> _Goal of the exercise_:
Lay out the data from the line containing "menu-item-find-co-luncher[interactable]: Find a" through the line containing "main-menu: Enter Availability" as a numbered list, with any blank lines left out.
--- Begin ---
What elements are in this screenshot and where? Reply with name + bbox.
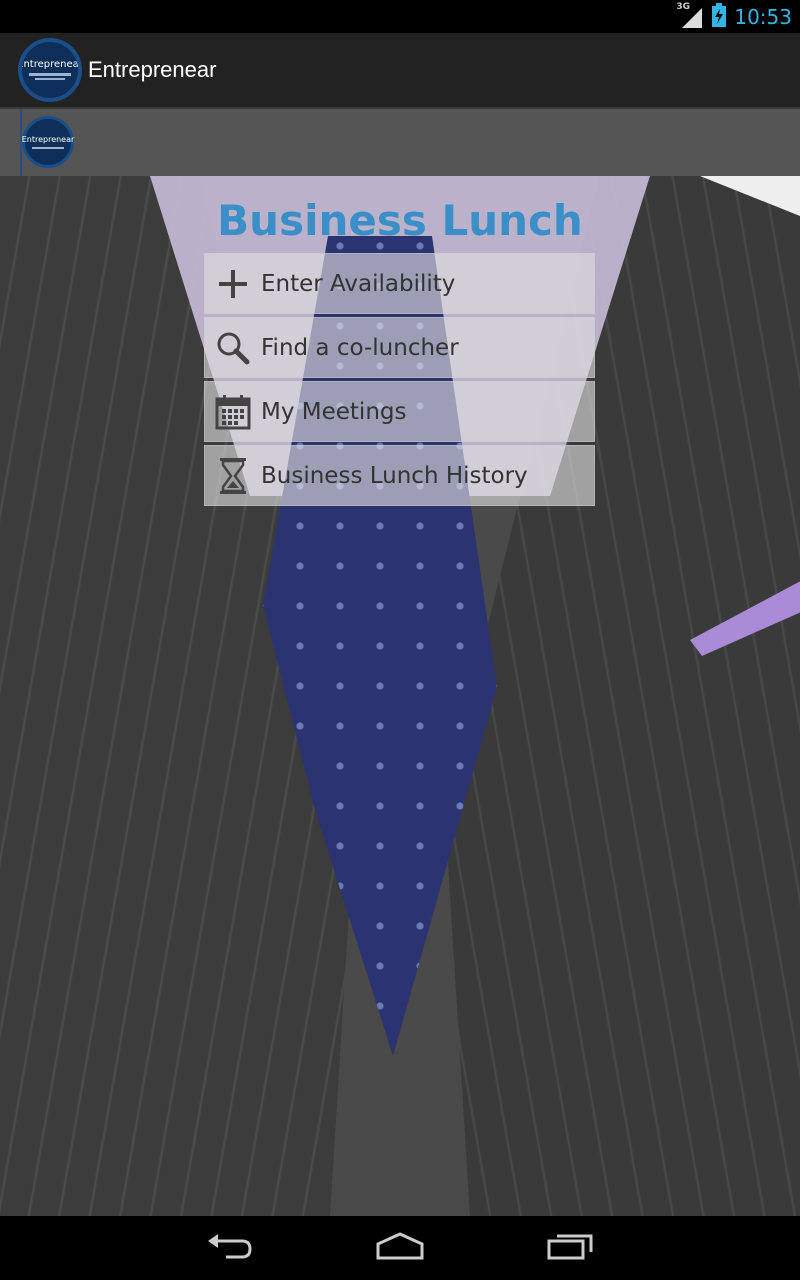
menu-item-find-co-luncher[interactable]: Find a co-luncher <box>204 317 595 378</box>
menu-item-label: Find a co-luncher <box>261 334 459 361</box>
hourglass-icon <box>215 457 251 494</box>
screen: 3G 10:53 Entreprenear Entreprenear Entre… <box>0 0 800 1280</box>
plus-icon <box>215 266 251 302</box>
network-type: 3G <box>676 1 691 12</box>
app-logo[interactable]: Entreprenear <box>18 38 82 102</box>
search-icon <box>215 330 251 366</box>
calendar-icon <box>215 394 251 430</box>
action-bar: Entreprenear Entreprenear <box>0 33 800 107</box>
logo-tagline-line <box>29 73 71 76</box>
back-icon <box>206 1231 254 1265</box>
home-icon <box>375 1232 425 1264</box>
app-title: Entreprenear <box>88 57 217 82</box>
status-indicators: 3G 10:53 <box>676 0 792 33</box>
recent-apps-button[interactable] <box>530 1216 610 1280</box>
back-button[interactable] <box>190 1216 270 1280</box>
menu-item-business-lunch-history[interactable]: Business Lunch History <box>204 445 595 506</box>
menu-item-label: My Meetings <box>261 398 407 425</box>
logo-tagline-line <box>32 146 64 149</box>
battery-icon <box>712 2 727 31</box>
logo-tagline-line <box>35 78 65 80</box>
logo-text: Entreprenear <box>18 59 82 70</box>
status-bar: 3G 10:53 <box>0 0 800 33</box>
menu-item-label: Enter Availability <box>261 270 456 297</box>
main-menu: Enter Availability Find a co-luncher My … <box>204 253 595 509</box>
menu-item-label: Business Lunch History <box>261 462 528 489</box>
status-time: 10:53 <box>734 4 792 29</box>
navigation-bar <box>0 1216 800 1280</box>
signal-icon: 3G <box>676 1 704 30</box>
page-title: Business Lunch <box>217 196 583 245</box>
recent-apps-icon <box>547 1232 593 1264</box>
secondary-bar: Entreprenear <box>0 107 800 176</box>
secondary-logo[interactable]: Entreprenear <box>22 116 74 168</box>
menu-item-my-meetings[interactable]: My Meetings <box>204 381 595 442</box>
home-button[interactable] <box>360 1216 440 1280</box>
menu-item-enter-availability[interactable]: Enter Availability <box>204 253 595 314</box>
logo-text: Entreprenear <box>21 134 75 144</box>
--- End ---
> _Solution below_:
1. menu-item-find-co-luncher[interactable]: Find a co-luncher <box>204 317 595 378</box>
2. menu-item-label: Find a co-luncher <box>261 334 459 361</box>
3. hourglass-icon <box>215 457 251 494</box>
4. screen: 3G 10:53 Entreprenear Entreprenear Entre… <box>0 0 800 1280</box>
5. plus-icon <box>215 266 251 302</box>
6. network-type: 3G <box>676 1 691 12</box>
7. app-logo[interactable]: Entreprenear <box>18 38 82 102</box>
8. search-icon <box>215 330 251 366</box>
9. calendar-icon <box>215 394 251 430</box>
10. action-bar: Entreprenear Entreprenear <box>0 33 800 107</box>
11. logo-tagline-line <box>29 73 71 76</box>
12. back-icon <box>206 1231 254 1265</box>
13. home-icon <box>375 1232 425 1264</box>
14. app-title: Entreprenear <box>88 57 217 82</box>
15. status-indicators: 3G 10:53 <box>676 0 792 33</box>
16. recent-apps-button[interactable] <box>530 1216 610 1280</box>
17. back-button[interactable] <box>190 1216 270 1280</box>
18. menu-item-business-lunch-history[interactable]: Business Lunch History <box>204 445 595 506</box>
19. menu-item-label: My Meetings <box>261 398 407 425</box>
20. logo-tagline-line <box>32 146 64 149</box>
21. battery-icon <box>712 2 727 31</box>
22. logo-tagline-line <box>35 78 65 80</box>
23. logo-text: Entreprenear <box>18 59 82 70</box>
24. status-bar: 3G 10:53 <box>0 0 800 33</box>
25. menu-item-label: Enter Availability <box>261 270 456 297</box>
26. main-menu: Enter Availability Find a co-luncher My … <box>204 253 595 509</box>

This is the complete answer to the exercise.